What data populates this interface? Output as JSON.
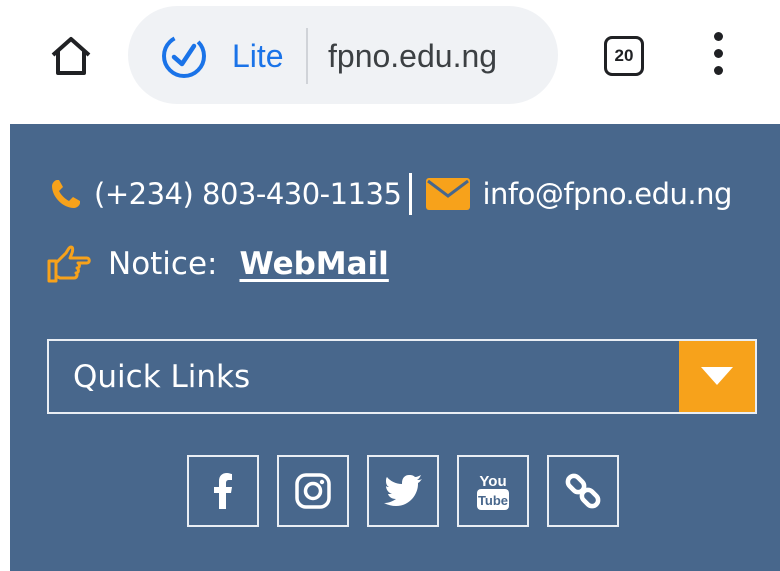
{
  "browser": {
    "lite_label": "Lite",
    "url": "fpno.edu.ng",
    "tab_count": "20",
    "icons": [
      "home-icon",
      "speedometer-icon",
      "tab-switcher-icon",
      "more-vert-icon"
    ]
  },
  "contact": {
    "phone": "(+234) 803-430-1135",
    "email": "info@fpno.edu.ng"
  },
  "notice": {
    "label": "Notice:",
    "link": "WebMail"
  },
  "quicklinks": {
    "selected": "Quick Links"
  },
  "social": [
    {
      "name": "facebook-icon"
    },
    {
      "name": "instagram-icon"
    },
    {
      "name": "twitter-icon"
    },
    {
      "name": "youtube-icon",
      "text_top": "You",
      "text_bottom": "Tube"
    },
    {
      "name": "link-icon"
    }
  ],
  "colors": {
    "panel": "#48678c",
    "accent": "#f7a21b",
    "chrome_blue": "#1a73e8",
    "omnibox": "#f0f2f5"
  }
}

_The problem:_ Transcribe the full listing above exactly as it stands, minus the pictures.

_Worked answer:_
What data populates this interface? Output as JSON.
{
  "browser": {
    "lite_label": "Lite",
    "url": "fpno.edu.ng",
    "tab_count": "20",
    "icons": [
      "home-icon",
      "speedometer-icon",
      "tab-switcher-icon",
      "more-vert-icon"
    ]
  },
  "contact": {
    "phone": "(+234) 803-430-1135",
    "email": "info@fpno.edu.ng"
  },
  "notice": {
    "label": "Notice:",
    "link": "WebMail"
  },
  "quicklinks": {
    "selected": "Quick Links"
  },
  "social": [
    {
      "name": "facebook-icon"
    },
    {
      "name": "instagram-icon"
    },
    {
      "name": "twitter-icon"
    },
    {
      "name": "youtube-icon",
      "text_top": "You",
      "text_bottom": "Tube"
    },
    {
      "name": "link-icon"
    }
  ],
  "colors": {
    "panel": "#48678c",
    "accent": "#f7a21b",
    "chrome_blue": "#1a73e8",
    "omnibox": "#f0f2f5"
  }
}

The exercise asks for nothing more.